* EXERCISE
Below are records; print only the lines from the line containing "Transcribe this image's" to the end, both included, reproduced exactly and without the pictures.

═════ MATERIAL FOR THE TASK ═════

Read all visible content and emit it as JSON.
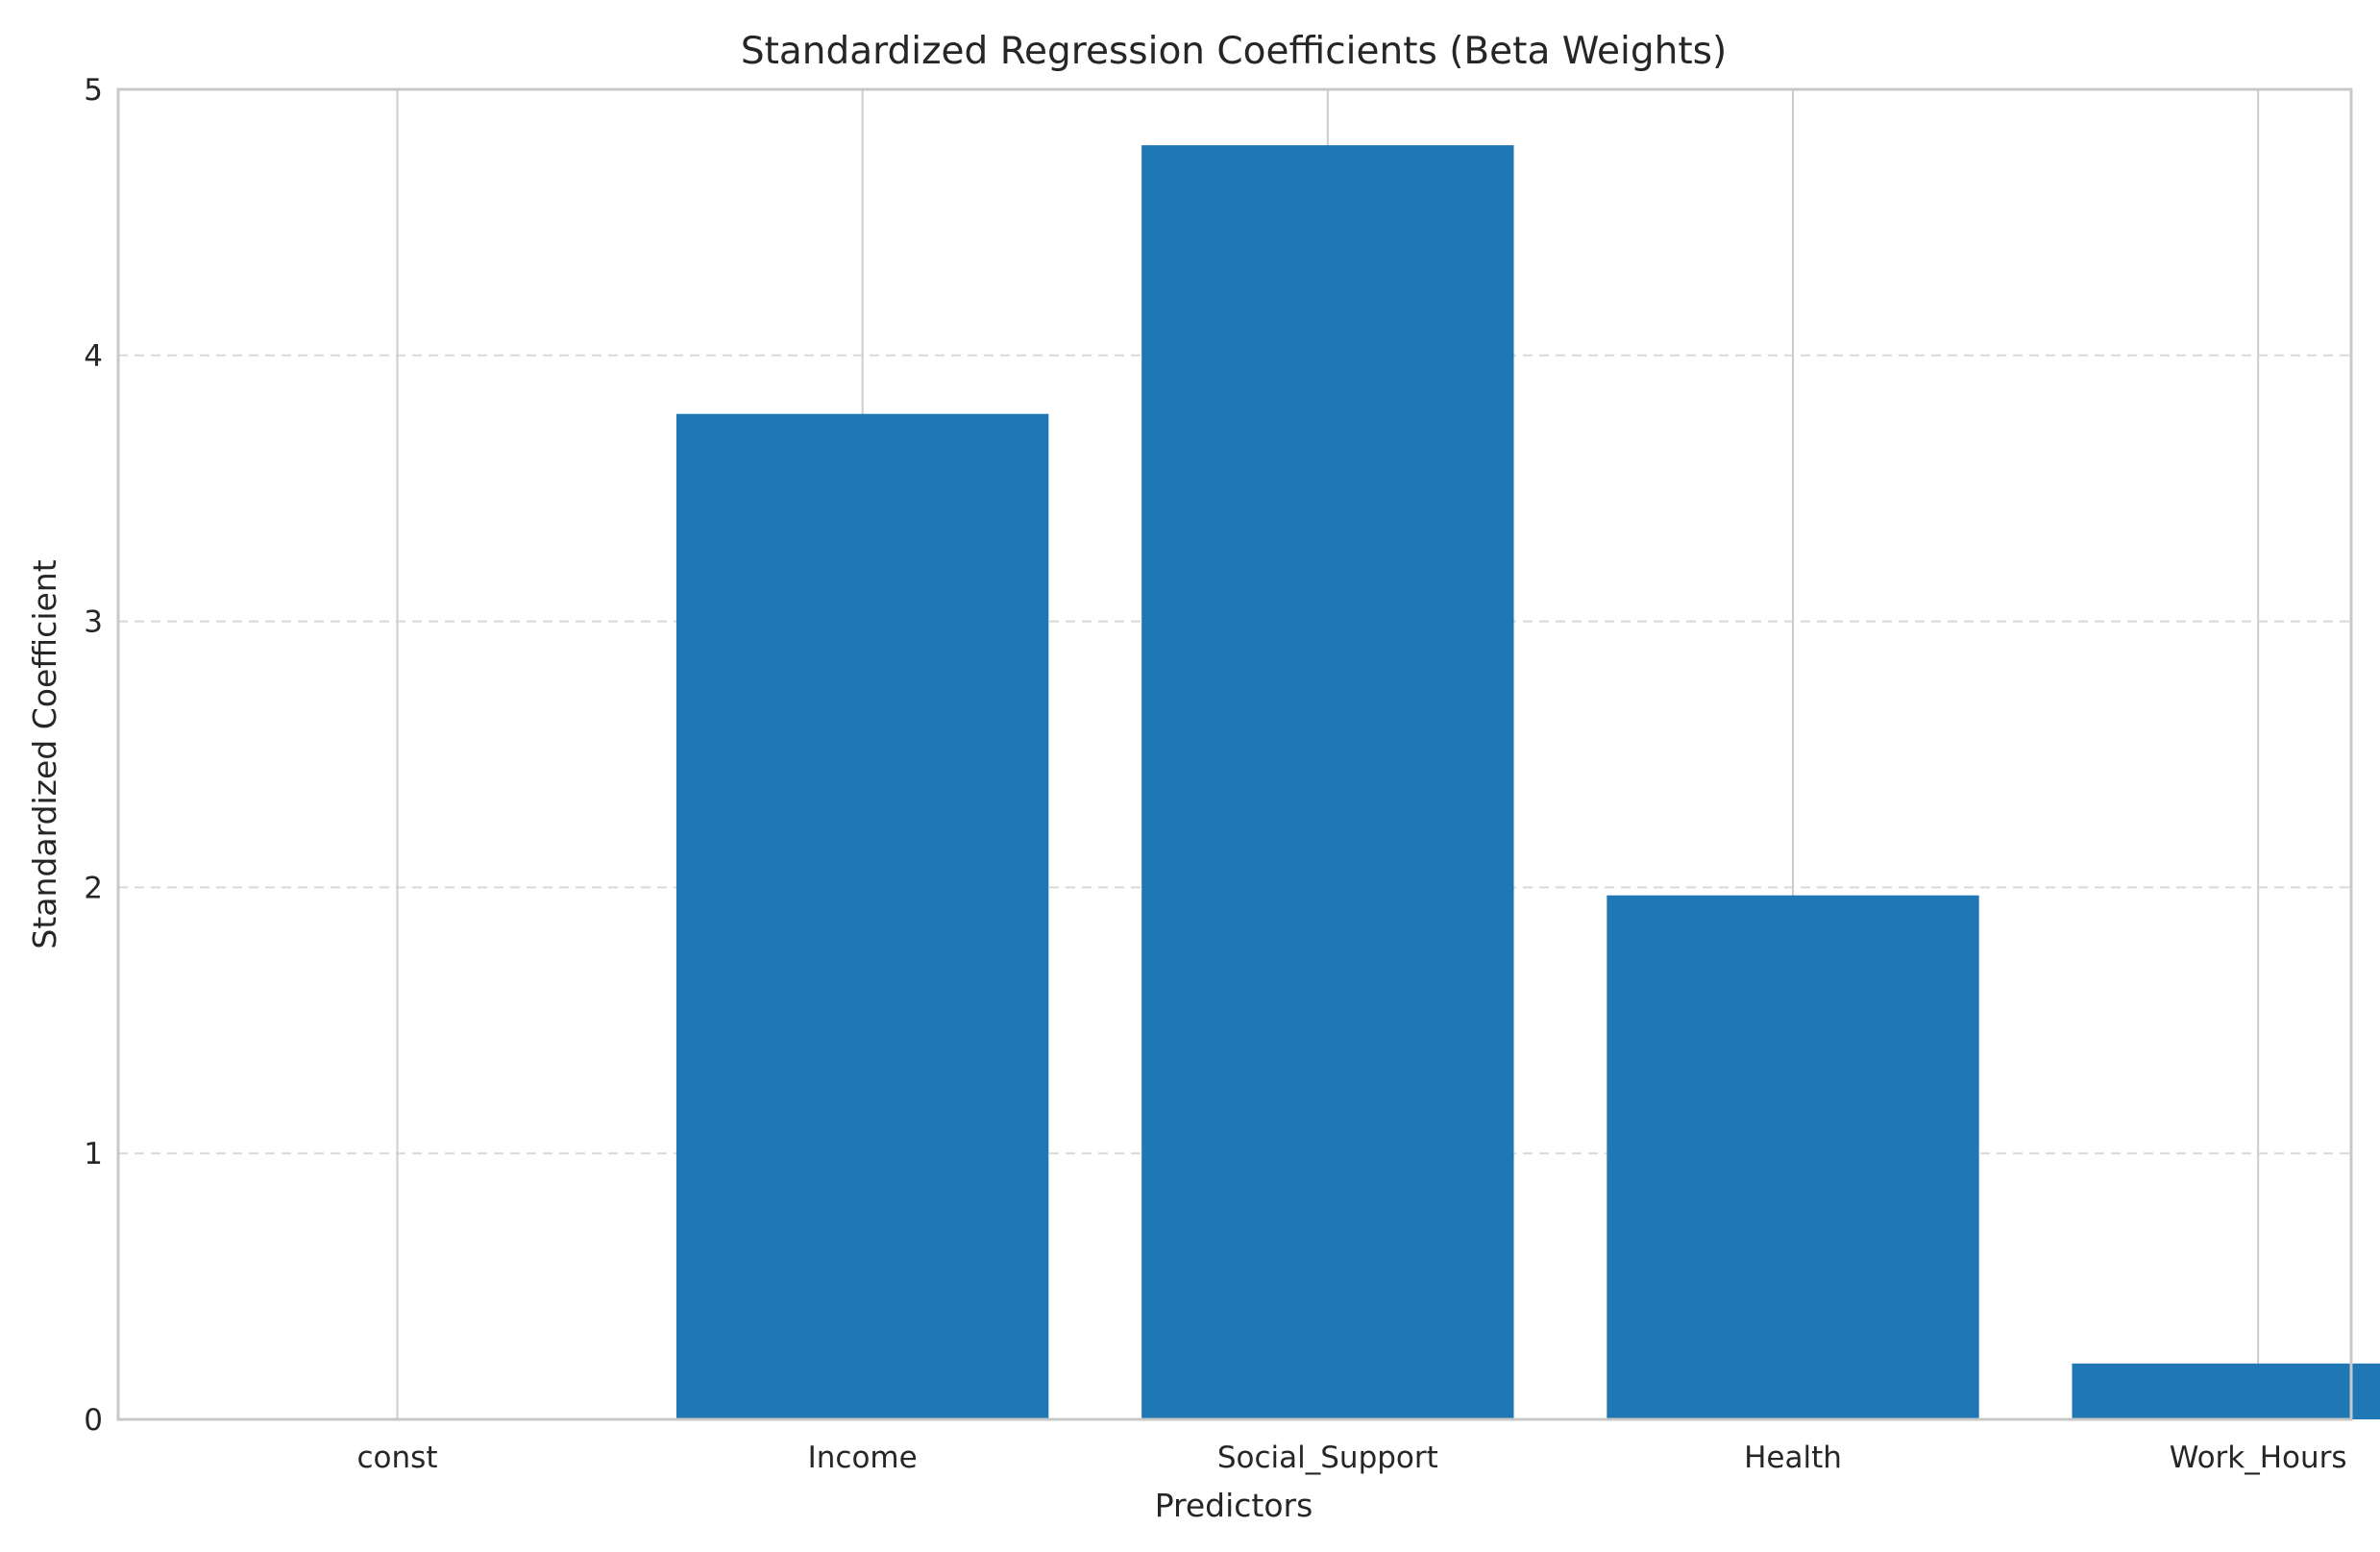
{
  "chart_data": {
    "type": "bar",
    "title": "Standardized Regression Coefficients (Beta Weights)",
    "xlabel": "Predictors",
    "ylabel": "Standardized Coefficient",
    "categories": [
      "const",
      "Income",
      "Social_Support",
      "Health",
      "Work_Hours"
    ],
    "values": [
      0,
      3.78,
      4.79,
      1.97,
      0.21
    ],
    "ylim": [
      0,
      5
    ],
    "yticks": [
      0,
      1,
      2,
      3,
      4,
      5
    ],
    "bar_color": "#1f77b4",
    "grid": true,
    "legend": "none"
  }
}
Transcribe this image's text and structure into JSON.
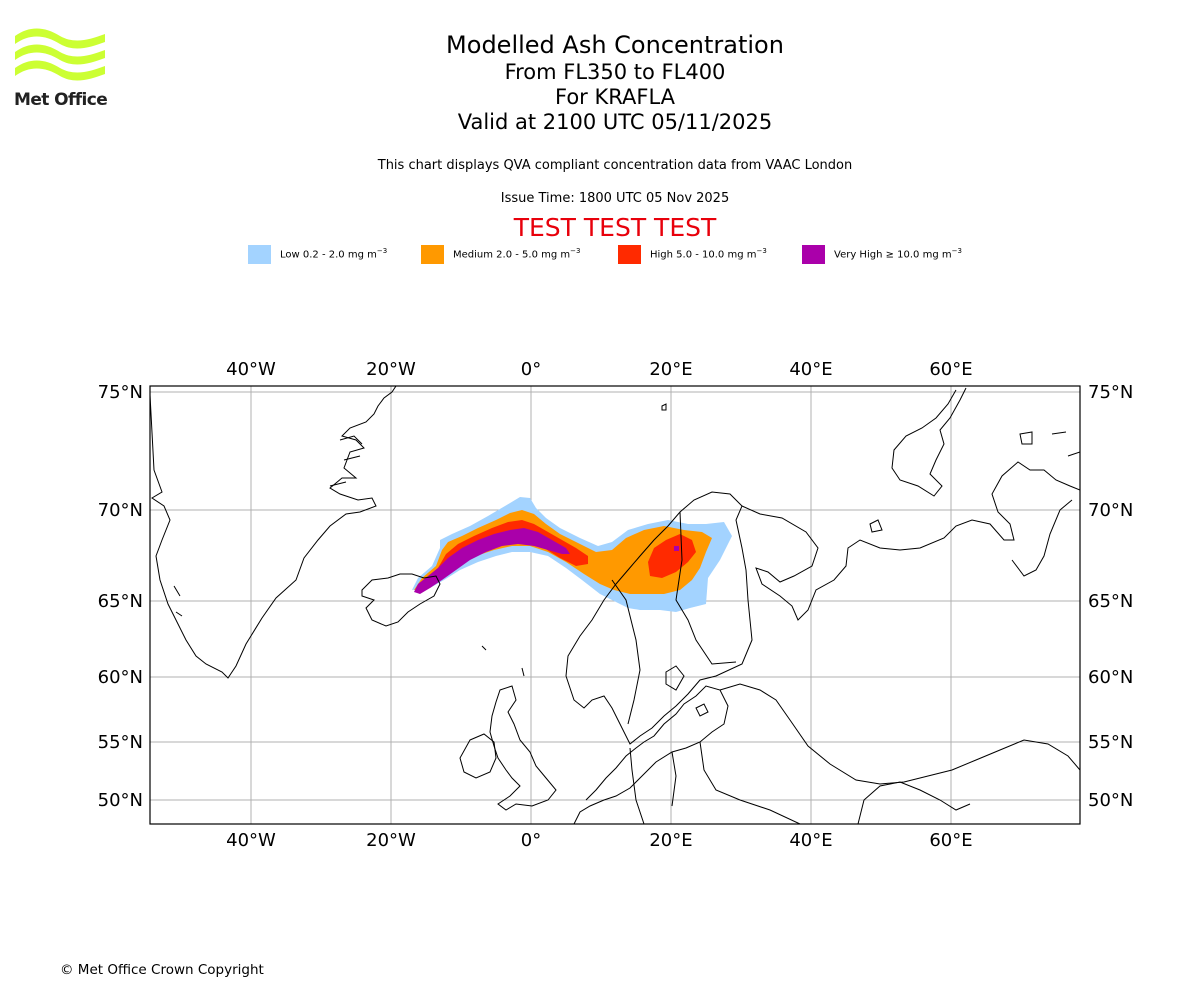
{
  "logo": {
    "name": "Met Office",
    "text": "Met Office",
    "color": "#ccff33"
  },
  "title": "Modelled Ash Concentration",
  "subtitle_levels": "From FL350 to FL400",
  "subtitle_volcano": "For KRAFLA",
  "subtitle_valid": "Valid at 2100 UTC 05/11/2025",
  "description": "This chart displays QVA compliant concentration data from VAAC London",
  "issue_time": "Issue Time: 1800 UTC 05 Nov 2025",
  "test_banner": "TEST TEST TEST",
  "legend": [
    {
      "label": "Low 0.2 - 2.0 mg m",
      "color": "#a3d3ff"
    },
    {
      "label": "Medium 2.0 - 5.0 mg m",
      "color": "#ff9900"
    },
    {
      "label": "High 5.0 - 10.0 mg m",
      "color": "#ff2a00"
    },
    {
      "label": "Very High ≥ 10.0 mg m",
      "color": "#aa00aa"
    }
  ],
  "legend_unit_exponent": "−3",
  "map": {
    "lon_ticks": [
      "40°W",
      "20°W",
      "0°",
      "20°E",
      "40°E",
      "60°E"
    ],
    "lat_ticks": [
      "75°N",
      "70°N",
      "65°N",
      "60°N",
      "55°N",
      "50°N"
    ],
    "grid_color": "#b0b0b0"
  },
  "copyright": "© Met Office Crown Copyright"
}
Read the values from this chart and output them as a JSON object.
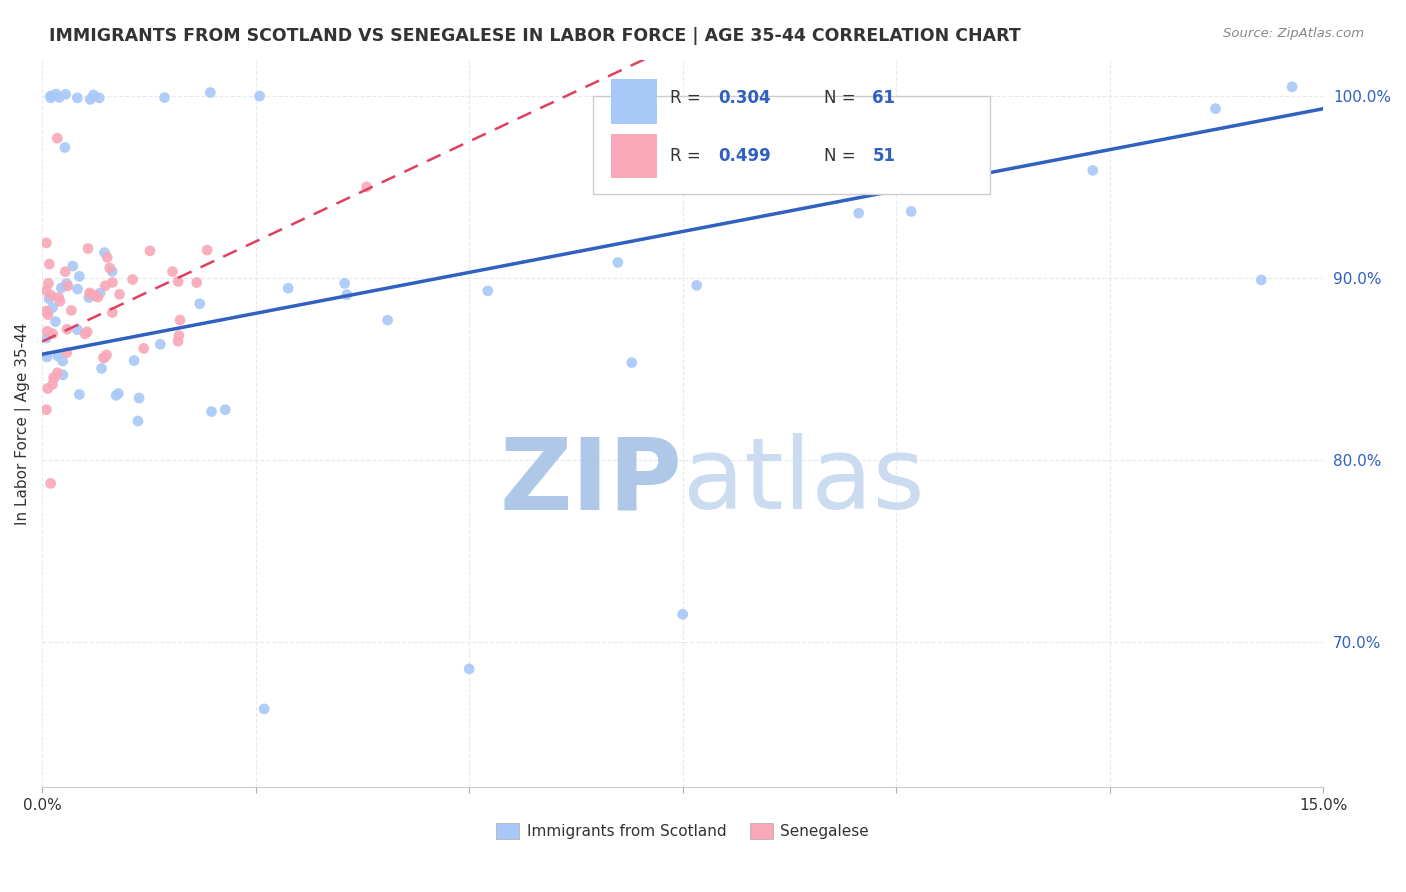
{
  "title": "IMMIGRANTS FROM SCOTLAND VS SENEGALESE IN LABOR FORCE | AGE 35-44 CORRELATION CHART",
  "source": "Source: ZipAtlas.com",
  "ylabel": "In Labor Force | Age 35-44",
  "y_tick_vals": [
    0.7,
    0.8,
    0.9,
    1.0
  ],
  "xlim": [
    0.0,
    0.15
  ],
  "ylim": [
    0.62,
    1.02
  ],
  "legend_r1": "0.304",
  "legend_n1": "61",
  "legend_r2": "0.499",
  "legend_n2": "51",
  "scotland_color": "#a8c8f8",
  "senegal_color": "#f8a8b8",
  "trend_scotland_color": "#3060c0",
  "trend_senegal_color": "#e04060",
  "watermark_zip_color": "#b8cce8",
  "watermark_atlas_color": "#ccdcee",
  "title_color": "#333333",
  "source_color": "#888888",
  "ytick_color": "#3060c0",
  "grid_color": "#e0e8f0"
}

═════

* RESULT BELOW
Transcribe this image's text and structure into JSON.
{
  "logo": {
    "name": "Met Office",
    "text": "Met Office",
    "color": "#ccff33"
  },
  "title": "Modelled Ash Concentration",
  "subtitle_levels": "From FL350 to FL400",
  "subtitle_volcano": "For KRAFLA",
  "subtitle_valid": "Valid at 2100 UTC 05/11/2025",
  "description": "This chart displays QVA compliant concentration data from VAAC London",
  "issue_time": "Issue Time: 1800 UTC 05 Nov 2025",
  "test_banner": "TEST TEST TEST",
  "legend": [
    {
      "label": "Low 0.2 - 2.0 mg m",
      "color": "#a3d3ff"
    },
    {
      "label": "Medium 2.0 - 5.0 mg m",
      "color": "#ff9900"
    },
    {
      "label": "High 5.0 - 10.0 mg m",
      "color": "#ff2a00"
    },
    {
      "label": "Very High ≥ 10.0 mg m",
      "color": "#aa00aa"
    }
  ],
  "legend_unit_exponent": "−3",
  "map": {
    "lon_ticks": [
      "40°W",
      "20°W",
      "0°",
      "20°E",
      "40°E",
      "60°E"
    ],
    "lat_ticks": [
      "75°N",
      "70°N",
      "65°N",
      "60°N",
      "55°N",
      "50°N"
    ],
    "grid_color": "#b0b0b0"
  },
  "copyright": "© Met Office Crown Copyright"
}
Read the values from this chart and output them as a JSON object.
{
  "title": "IMMIGRANTS FROM SCOTLAND VS SENEGALESE IN LABOR FORCE | AGE 35-44 CORRELATION CHART",
  "source": "Source: ZipAtlas.com",
  "ylabel": "In Labor Force | Age 35-44",
  "y_tick_vals": [
    0.7,
    0.8,
    0.9,
    1.0
  ],
  "xlim": [
    0.0,
    0.15
  ],
  "ylim": [
    0.62,
    1.02
  ],
  "legend_r1": "0.304",
  "legend_n1": "61",
  "legend_r2": "0.499",
  "legend_n2": "51",
  "scotland_color": "#a8c8f8",
  "senegal_color": "#f8a8b8",
  "trend_scotland_color": "#3060c0",
  "trend_senegal_color": "#e04060",
  "watermark_zip_color": "#b8cce8",
  "watermark_atlas_color": "#ccdcee",
  "title_color": "#333333",
  "source_color": "#888888",
  "ytick_color": "#3060c0",
  "grid_color": "#e0e8f0"
}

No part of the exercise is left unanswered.